* [Set exercise] Scan the lines below for the string "vulgarity" and copy every one that has it.

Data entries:
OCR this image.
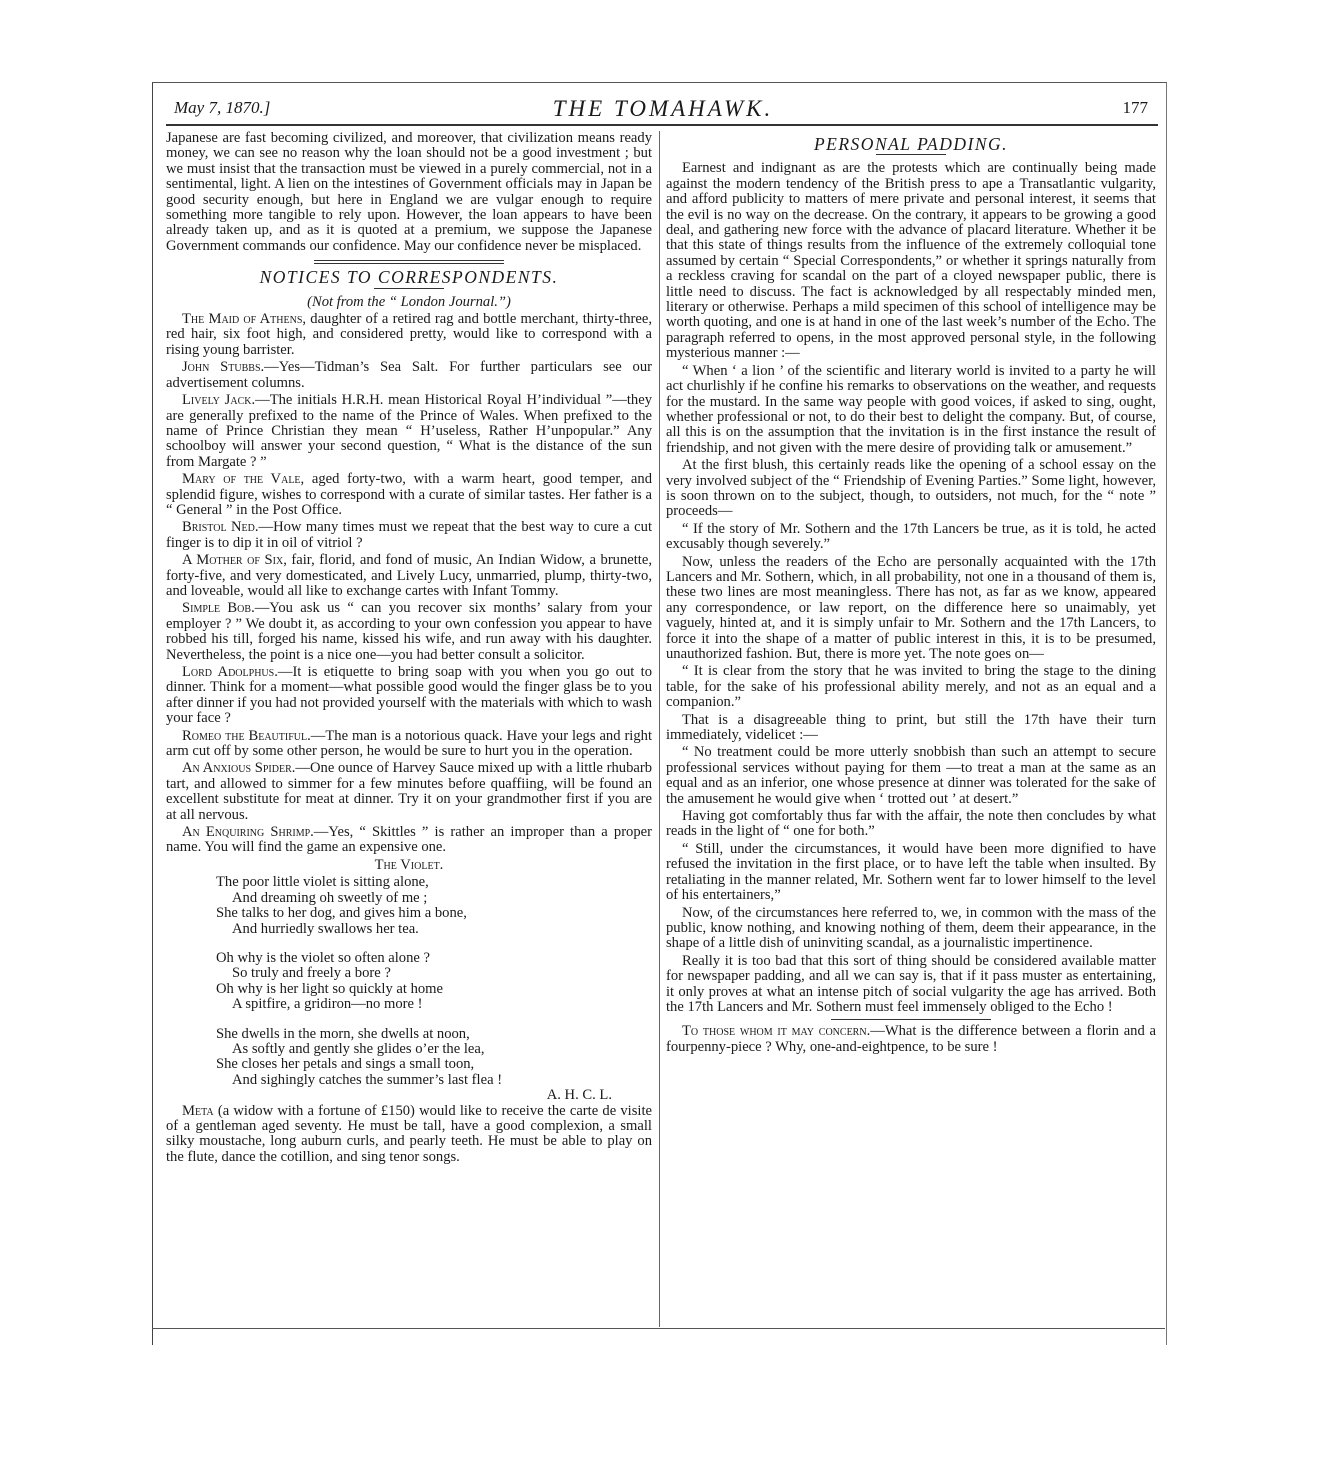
May 7, 1870.]	THE TOMAHAWK.	177

Japanese are fast becoming civilized, and moreover, that civilization means ready money, we can see no reason why the loan should not be a good investment ; but we must insist that the transaction must be viewed in a purely commercial, not in a sentimental, light. A lien on the intestines of Government officials may in Japan be good security enough, but here in England we are vulgar enough to require something more tangible to rely upon. However, the loan appears to have been already taken up, and as it is quoted at a premium, we suppose the Japanese Government commands our confidence. May our confidence never be misplaced.

NOTICES TO CORRESPONDENTS.
(Not from the “ London Journal.”)

The Maid of Athens, daughter of a retired rag and bottle merchant, thirty-three, red hair, six foot high, and considered pretty, would like to correspond with a rising young barrister.

John Stubbs.—Yes—Tidman’s Sea Salt. For further particulars see our advertisement columns.

Lively Jack.—The initials H.R.H. mean Historical Royal H’individual ”—they are generally prefixed to the name of the Prince of Wales. When prefixed to the name of Prince Christian they mean “ H’useless, Rather H’unpopular.” Any schoolboy will answer your second question, “ What is the distance of the sun from Margate ? ”

Mary of the Vale, aged forty-two, with a warm heart, good temper, and splendid figure, wishes to correspond with a curate of similar tastes. Her father is a “ General ” in the Post Office.

Bristol Ned.—How many times must we repeat that the best way to cure a cut finger is to dip it in oil of vitriol ?

A Mother of Six, fair, florid, and fond of music, An Indian Widow, a brunette, forty-five, and very domesticated, and Lively Lucy, unmarried, plump, thirty-two, and loveable, would all like to exchange cartes with Infant Tommy.

Simple Bob.—You ask us “ can you recover six months’ salary from your employer ? ” We doubt it, as according to your own confession you appear to have robbed his till, forged his name, kissed his wife, and run away with his daughter. Nevertheless, the point is a nice one—you had better consult a solicitor.

Lord Adolphus.—It is etiquette to bring soap with you when you go out to dinner. Think for a moment—what possible good would the finger glass be to you after dinner if you had not provided yourself with the materials with which to wash your face ?

Romeo the Beautiful.—The man is a notorious quack. Have your legs and right arm cut off by some other person, he would be sure to hurt you in the operation.

An Anxious Spider.—One ounce of Harvey Sauce mixed up with a little rhubarb tart, and allowed to simmer for a few minutes before quaffiing, will be found an excellent substitute for meat at dinner. Try it on your grandmother first if you are at all nervous.

An Enquiring Shrimp.—Yes, “ Skittles ” is rather an improper than a proper name. You will find the game an expensive one.

The Violet.
The poor little violet is sitting alone,
And dreaming oh sweetly of me ;
She talks to her dog, and gives him a bone,
And hurriedly swallows her tea.
Oh why is the violet so often alone ?
So truly and freely a bore ?
Oh why is her light so quickly at home
A spitfire, a gridiron—no more !
She dwells in the morn, she dwells at noon,
As softly and gently she glides o’er the lea,
She closes her petals and sings a small toon,
And sighingly catches the summer’s last flea !
A. H. C. L.

Meta (a widow with a fortune of £150) would like to receive the carte de visite of a gentleman aged seventy. He must be tall, have a good complexion, a small silky moustache, long auburn curls, and pearly teeth. He must be able to play on the flute, dance the cotillion, and sing tenor songs.

PERSONAL PADDING.

Earnest and indignant as are the protests which are continually being made against the modern tendency of the British press to ape a Transatlantic vulgarity, and afford publicity to matters of mere private and personal interest, it seems that the evil is no way on the decrease. On the contrary, it appears to be growing a good deal, and gathering new force with the advance of placard literature. Whether it be that this state of things results from the influence of the extremely colloquial tone assumed by certain “ Special Correspondents,” or whether it springs naturally from a reckless craving for scandal on the part of a cloyed newspaper public, there is little need to discuss. The fact is acknowledged by all respectably minded men, literary or otherwise. Perhaps a mild specimen of this school of intelligence may be worth quoting, and one is at hand in one of the last week’s number of the Echo. The paragraph referred to opens, in the most approved personal style, in the following mysterious manner :—

“ When ‘ a lion ’ of the scientific and literary world is invited to a party he will act churlishly if he confine his remarks to observations on the weather, and requests for the mustard. In the same way people with good voices, if asked to sing, ought, whether professional or not, to do their best to delight the company. But, of course, all this is on the assumption that the invitation is in the first instance the result of friendship, and not given with the mere desire of providing talk or amusement.”

At the first blush, this certainly reads like the opening of a school essay on the very involved subject of the “ Friendship of Evening Parties.” Some light, however, is soon thrown on to the subject, though, to outsiders, not much, for the “ note ” proceeds—

“ If the story of Mr. Sothern and the 17th Lancers be true, as it is told, he acted excusably though severely.”

Now, unless the readers of the Echo are personally acquainted with the 17th Lancers and Mr. Sothern, which, in all probability, not one in a thousand of them is, these two lines are most meaningless. There has not, as far as we know, appeared any correspondence, or law report, on the difference here so unaimably, yet vaguely, hinted at, and it is simply unfair to Mr. Sothern and the 17th Lancers, to force it into the shape of a matter of public interest in this, it is to be presumed, unauthorized fashion. But, there is more yet. The note goes on—

“ It is clear from the story that he was invited to bring the stage to the dining table, for the sake of his professional ability merely, and not as an equal and a companion.”

That is a disagreeable thing to print, but still the 17th have their turn immediately, videlicet :—

“ No treatment could be more utterly snobbish than such an attempt to secure professional services without paying for them —to treat a man at the same as an equal and as an inferior, one whose presence at dinner was tolerated for the sake of the amusement he would give when ‘ trotted out ’ at desert.”

Having got comfortably thus far with the affair, the note then concludes by what reads in the light of “ one for both.”

“ Still, under the circumstances, it would have been more dignified to have refused the invitation in the first place, or to have left the table when insulted. By retaliating in the manner related, Mr. Sothern went far to lower himself to the level of his entertainers,”

Now, of the circumstances here referred to, we, in common with the mass of the public, know nothing, and knowing nothing of them, deem their appearance, in the shape of a little dish of uninviting scandal, as a journalistic impertinence.

Really it is too bad that this sort of thing should be considered available matter for newspaper padding, and all we can say is, that if it pass muster as entertaining, it only proves at what an intense pitch of social vulgarity the age has arrived. Both the 17th Lancers and Mr. Sothern must feel immensely obliged to the Echo !

To those whom it may concern.—What is the difference between a florin and a fourpenny-piece ? Why, one-and-eightpence, to be sure !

* [Response]
Earnest and indignant as are the protests which are continually being made against the modern tendency of the British press to ape a Transatlantic vulgarity, and afford publicity to matters of mere private and personal interest, it seems that the evil is no way on the decrease. On the contrary, it appears to be growing a good deal, and gathering new force with the advance of placard literature. Whether it be that this state of things results from the influence of the extremely colloquial tone assumed by certain “ Special Correspondents,” or whether it springs naturally from a reckless craving for scandal on the part of a cloyed newspaper public, there is little need to discuss. The fact is acknowledged by all respectably minded men, literary or otherwise. Perhaps a mild specimen of this school of intelligence may be worth quoting, and one is at hand in one of the last week’s number of the Echo. The paragraph referred to opens, in the most approved personal style, in the following mysterious manner :—
Really it is too bad that this sort of thing should be considered available matter for newspaper padding, and all we can say is, that if it pass muster as entertaining, it only proves at what an intense pitch of social vulgarity the age has arrived. Both the 17th Lancers and Mr. Sothern must feel immensely obliged to the Echo !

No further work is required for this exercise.